STATED TASK: Gather up every line from the entries below that uses the word "circle".

(Stored dataset items)
-- begin --
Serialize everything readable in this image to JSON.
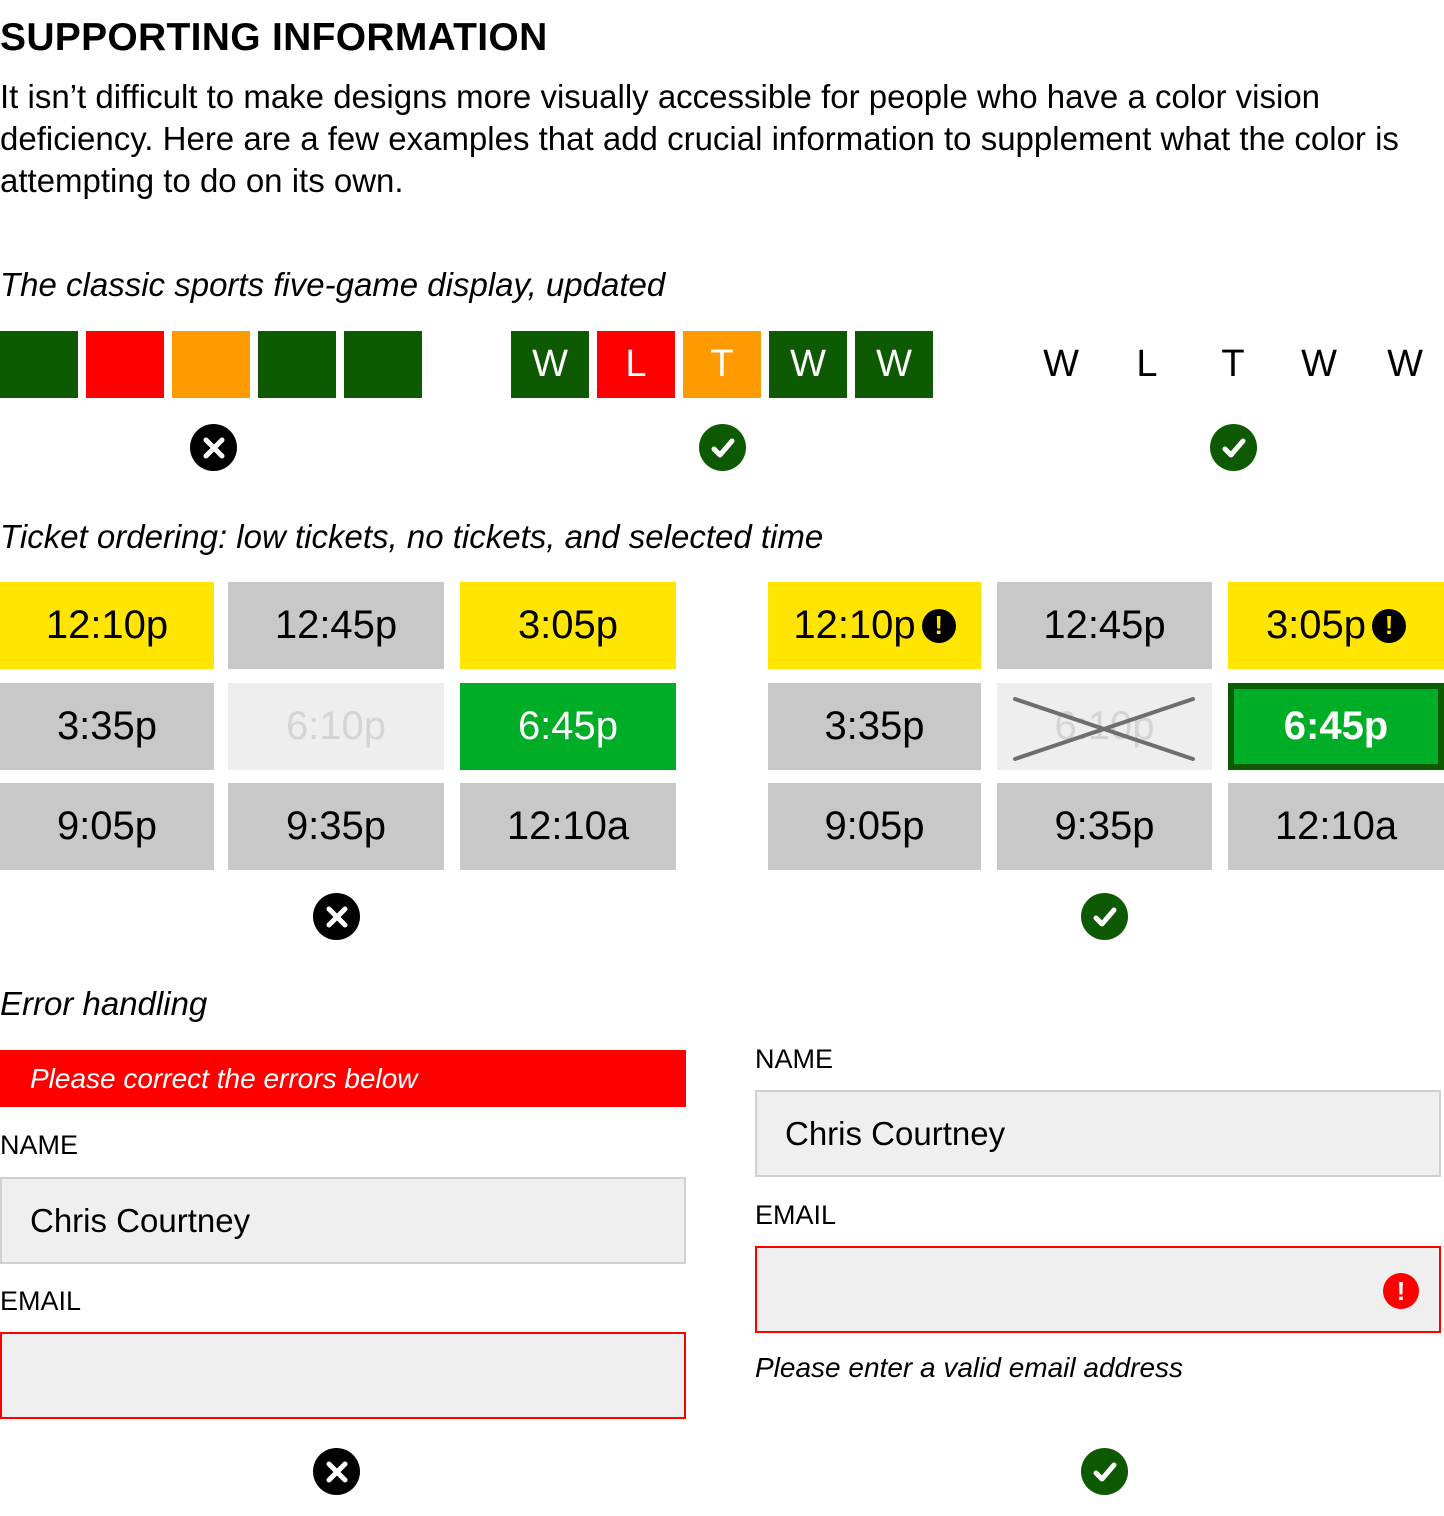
{
  "title": "SUPPORTING INFORMATION",
  "intro": "It isn’t difficult to make designs more visually accessible for people who have a color vision deficiency. Here are a few examples that add crucial information to supplement what the color is attempting to do on its own.",
  "colors": {
    "win": "#0e5a02",
    "loss": "#ff0000",
    "tie": "#ff9a00",
    "low": "#ffe500",
    "unavailable": "#eeeeee",
    "available": "#c8c8c8",
    "selected": "#00ad26",
    "error": "#ff0000",
    "good": "#0e5a02",
    "bad": "#000000"
  },
  "sports": {
    "subtitle": "The classic sports five-game display, updated",
    "results": [
      "W",
      "L",
      "T",
      "W",
      "W"
    ],
    "verdicts": [
      "x-circle-icon",
      "check-circle-icon",
      "check-circle-icon"
    ]
  },
  "tickets": {
    "subtitle": "Ticket ordering: low tickets, no tickets, and selected time",
    "times": [
      {
        "time": "12:10p",
        "status": "low"
      },
      {
        "time": "12:45p",
        "status": "available"
      },
      {
        "time": "3:05p",
        "status": "low"
      },
      {
        "time": "3:35p",
        "status": "available"
      },
      {
        "time": "6:10p",
        "status": "sold-out"
      },
      {
        "time": "6:45p",
        "status": "selected"
      },
      {
        "time": "9:05p",
        "status": "available"
      },
      {
        "time": "9:35p",
        "status": "available"
      },
      {
        "time": "12:10a",
        "status": "available"
      }
    ],
    "low_icon": "!"
  },
  "errors": {
    "subtitle": "Error handling",
    "banner": "Please correct the errors below",
    "name_label": "NAME",
    "name_value": "Chris Courtney",
    "email_label": "EMAIL",
    "email_value": "",
    "email_error": "Please enter a valid email address"
  }
}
-- end --
OUTPUT FOR THIS TASK:
      "x-circle-icon",
      "check-circle-icon",
      "check-circle-icon"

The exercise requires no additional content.